EXERCISE BRIEF —
List each line holding the string "panel".

(Records about charts and figures)
>>>>

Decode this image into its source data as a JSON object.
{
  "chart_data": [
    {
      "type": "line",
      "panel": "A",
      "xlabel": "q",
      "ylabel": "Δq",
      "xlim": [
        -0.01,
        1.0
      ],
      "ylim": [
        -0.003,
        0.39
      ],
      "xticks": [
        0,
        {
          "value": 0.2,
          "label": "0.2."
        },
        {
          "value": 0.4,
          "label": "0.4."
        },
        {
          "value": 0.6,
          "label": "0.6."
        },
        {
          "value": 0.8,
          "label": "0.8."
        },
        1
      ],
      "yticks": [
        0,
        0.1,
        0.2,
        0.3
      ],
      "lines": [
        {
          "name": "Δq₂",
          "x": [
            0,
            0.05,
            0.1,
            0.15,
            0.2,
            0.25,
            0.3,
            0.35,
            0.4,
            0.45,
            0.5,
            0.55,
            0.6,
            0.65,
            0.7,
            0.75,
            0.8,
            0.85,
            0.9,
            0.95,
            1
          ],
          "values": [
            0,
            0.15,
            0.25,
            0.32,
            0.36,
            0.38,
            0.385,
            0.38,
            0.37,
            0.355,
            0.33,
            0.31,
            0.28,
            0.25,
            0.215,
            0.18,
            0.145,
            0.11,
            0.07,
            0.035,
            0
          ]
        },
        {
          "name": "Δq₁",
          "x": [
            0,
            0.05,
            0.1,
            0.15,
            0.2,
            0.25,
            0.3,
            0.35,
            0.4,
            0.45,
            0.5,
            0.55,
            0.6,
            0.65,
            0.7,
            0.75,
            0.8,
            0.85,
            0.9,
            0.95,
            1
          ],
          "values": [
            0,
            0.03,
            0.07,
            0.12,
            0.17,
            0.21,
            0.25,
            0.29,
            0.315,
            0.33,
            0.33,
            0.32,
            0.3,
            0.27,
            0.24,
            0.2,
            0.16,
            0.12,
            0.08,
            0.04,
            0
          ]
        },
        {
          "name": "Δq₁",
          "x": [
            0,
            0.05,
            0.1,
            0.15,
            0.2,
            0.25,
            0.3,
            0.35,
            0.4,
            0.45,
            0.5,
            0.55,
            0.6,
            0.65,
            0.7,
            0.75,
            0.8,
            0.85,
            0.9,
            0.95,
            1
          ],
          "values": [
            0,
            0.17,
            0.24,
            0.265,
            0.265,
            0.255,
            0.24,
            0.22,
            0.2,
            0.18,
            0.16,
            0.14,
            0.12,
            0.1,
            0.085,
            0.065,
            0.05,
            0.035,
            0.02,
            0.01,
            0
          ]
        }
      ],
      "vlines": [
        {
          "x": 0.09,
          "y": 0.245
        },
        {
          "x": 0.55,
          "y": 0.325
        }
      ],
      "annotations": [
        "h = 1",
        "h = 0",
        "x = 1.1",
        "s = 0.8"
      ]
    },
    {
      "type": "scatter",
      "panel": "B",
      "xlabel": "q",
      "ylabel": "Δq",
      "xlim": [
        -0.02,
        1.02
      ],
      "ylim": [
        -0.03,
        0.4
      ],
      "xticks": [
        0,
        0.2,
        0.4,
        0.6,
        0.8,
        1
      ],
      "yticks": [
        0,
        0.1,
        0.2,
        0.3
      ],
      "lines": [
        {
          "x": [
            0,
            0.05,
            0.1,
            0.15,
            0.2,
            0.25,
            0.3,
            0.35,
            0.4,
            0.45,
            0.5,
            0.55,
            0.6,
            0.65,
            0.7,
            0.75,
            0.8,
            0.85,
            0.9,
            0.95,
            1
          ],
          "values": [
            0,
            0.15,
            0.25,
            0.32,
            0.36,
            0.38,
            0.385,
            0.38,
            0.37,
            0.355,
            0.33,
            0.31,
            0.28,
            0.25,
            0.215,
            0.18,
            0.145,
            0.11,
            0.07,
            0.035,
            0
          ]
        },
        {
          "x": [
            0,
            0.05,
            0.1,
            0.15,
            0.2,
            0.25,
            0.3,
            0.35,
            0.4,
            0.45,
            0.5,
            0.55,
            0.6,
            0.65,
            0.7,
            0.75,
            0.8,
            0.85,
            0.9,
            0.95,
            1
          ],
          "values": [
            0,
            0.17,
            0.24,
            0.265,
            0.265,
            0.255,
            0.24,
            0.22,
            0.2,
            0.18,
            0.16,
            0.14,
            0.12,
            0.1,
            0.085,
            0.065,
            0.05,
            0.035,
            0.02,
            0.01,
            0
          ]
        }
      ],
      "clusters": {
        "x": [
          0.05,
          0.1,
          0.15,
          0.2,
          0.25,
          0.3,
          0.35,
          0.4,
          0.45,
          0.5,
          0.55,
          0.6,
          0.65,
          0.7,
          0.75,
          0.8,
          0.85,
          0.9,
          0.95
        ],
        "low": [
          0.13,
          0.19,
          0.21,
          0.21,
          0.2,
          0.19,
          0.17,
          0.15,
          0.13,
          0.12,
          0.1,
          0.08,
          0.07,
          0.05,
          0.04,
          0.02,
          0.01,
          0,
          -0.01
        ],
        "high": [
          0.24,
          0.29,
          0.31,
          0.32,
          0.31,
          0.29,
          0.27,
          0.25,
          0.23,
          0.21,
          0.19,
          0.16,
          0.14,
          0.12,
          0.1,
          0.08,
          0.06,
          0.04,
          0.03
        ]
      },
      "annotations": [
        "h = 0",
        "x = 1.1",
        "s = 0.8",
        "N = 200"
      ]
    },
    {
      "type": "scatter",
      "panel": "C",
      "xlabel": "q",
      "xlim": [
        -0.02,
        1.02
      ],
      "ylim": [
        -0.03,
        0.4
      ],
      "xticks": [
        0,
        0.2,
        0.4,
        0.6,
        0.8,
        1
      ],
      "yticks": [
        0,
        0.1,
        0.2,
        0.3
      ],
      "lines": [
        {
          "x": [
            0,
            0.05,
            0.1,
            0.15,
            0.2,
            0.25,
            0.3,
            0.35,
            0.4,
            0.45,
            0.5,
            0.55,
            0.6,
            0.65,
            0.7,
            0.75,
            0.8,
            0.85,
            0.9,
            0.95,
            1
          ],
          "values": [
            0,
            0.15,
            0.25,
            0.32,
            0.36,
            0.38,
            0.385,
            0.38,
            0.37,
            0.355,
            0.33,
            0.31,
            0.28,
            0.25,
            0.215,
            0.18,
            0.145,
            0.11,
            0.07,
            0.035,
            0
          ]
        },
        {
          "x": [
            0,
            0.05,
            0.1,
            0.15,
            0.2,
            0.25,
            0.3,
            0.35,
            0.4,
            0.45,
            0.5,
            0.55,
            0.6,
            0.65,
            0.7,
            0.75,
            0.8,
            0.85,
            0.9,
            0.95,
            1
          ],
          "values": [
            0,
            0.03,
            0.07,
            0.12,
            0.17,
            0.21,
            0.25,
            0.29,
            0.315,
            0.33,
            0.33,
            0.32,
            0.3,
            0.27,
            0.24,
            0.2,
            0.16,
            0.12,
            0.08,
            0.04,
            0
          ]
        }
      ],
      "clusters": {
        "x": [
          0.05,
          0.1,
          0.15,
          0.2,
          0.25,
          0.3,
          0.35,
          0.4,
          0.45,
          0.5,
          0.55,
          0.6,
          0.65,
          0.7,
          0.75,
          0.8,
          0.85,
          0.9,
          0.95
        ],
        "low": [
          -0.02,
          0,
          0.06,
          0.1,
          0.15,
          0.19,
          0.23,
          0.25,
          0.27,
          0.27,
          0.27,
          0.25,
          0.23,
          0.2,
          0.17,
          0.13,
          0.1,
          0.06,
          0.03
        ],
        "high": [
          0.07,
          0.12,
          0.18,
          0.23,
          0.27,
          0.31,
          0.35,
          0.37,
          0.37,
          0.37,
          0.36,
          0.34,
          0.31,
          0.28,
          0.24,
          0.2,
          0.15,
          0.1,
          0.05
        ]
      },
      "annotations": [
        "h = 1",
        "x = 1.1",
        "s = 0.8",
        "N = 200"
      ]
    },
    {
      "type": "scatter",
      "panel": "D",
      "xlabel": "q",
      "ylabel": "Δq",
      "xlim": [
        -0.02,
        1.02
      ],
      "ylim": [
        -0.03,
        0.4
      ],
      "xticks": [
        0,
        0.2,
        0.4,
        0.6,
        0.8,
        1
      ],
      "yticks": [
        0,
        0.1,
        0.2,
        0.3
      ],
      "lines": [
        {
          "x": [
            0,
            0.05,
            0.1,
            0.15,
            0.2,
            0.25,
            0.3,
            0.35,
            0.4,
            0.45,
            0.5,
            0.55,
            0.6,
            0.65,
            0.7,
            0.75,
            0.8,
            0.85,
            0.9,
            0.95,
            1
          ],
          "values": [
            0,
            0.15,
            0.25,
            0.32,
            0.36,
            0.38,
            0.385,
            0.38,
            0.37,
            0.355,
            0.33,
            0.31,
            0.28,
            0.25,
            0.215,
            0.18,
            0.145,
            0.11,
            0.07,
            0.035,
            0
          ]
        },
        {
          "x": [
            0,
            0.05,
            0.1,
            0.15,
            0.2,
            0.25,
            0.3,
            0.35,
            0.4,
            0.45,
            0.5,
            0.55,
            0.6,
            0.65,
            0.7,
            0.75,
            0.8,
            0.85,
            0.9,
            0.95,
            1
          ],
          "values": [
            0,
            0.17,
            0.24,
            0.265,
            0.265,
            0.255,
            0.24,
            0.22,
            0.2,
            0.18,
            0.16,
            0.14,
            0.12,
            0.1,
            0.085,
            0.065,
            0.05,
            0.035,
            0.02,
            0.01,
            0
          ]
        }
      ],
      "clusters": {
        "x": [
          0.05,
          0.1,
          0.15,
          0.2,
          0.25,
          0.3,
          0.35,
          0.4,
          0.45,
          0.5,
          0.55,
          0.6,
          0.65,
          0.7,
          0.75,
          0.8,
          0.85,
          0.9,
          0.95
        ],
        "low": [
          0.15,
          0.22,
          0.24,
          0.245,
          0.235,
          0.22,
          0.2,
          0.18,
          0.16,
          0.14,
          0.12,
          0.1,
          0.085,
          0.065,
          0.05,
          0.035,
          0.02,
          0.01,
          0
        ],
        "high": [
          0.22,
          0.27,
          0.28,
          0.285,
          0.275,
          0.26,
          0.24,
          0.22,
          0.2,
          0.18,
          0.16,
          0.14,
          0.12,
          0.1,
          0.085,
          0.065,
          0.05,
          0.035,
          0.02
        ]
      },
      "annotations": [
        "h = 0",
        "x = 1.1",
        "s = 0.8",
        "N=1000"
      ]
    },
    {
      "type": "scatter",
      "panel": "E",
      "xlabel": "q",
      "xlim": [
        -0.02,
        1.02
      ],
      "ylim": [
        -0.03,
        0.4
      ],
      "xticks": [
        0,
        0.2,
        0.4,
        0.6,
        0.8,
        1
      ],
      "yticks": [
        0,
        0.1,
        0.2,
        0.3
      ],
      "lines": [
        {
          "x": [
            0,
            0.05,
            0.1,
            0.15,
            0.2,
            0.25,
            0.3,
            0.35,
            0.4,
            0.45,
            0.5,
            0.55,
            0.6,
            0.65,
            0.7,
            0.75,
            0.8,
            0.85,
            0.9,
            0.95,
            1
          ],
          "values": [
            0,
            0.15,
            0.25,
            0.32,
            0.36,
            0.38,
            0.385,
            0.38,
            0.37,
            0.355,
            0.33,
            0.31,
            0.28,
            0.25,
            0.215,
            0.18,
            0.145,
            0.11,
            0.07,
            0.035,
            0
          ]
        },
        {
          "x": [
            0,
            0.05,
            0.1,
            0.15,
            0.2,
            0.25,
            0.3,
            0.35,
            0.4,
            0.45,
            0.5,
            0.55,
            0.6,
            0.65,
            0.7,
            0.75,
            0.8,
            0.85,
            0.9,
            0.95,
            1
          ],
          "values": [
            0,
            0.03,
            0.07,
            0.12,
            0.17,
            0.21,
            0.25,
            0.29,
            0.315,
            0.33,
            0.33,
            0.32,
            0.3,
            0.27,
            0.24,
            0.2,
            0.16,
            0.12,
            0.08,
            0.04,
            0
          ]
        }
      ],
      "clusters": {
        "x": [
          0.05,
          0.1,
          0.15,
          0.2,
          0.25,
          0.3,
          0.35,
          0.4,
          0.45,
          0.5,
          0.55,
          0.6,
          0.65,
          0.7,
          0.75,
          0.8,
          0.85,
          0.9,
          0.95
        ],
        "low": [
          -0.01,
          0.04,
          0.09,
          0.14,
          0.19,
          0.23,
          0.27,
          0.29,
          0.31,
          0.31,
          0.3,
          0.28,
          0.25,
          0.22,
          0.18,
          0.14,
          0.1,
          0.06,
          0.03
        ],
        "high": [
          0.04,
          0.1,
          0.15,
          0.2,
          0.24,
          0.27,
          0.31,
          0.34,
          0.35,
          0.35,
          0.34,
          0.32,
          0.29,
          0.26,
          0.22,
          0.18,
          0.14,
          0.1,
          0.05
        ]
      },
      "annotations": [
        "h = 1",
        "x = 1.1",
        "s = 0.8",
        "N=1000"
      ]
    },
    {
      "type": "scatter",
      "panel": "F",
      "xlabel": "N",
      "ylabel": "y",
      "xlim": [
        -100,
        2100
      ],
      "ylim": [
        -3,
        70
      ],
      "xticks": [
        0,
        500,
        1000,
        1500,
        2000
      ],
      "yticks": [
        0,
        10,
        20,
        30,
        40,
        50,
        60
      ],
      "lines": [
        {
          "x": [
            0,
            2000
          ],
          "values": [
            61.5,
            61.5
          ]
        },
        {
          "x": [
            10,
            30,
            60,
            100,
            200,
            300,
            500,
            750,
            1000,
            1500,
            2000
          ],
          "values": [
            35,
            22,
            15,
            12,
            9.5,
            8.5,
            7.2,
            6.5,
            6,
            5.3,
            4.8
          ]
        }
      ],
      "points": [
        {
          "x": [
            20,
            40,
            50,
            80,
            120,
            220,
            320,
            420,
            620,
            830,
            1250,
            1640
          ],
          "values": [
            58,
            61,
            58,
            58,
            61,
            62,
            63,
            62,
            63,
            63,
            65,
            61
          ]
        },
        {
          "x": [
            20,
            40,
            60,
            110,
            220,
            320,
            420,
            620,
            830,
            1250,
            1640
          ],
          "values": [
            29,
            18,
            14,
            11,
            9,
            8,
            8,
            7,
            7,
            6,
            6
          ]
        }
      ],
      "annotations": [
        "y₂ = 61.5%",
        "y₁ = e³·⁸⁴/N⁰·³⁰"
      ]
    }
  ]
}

<<<<

EXERCISE RESPONSE —
      "panel": "A",
      "panel": "B",
      "panel": "C",
      "panel": "D",
      "panel": "E",
      "panel": "F",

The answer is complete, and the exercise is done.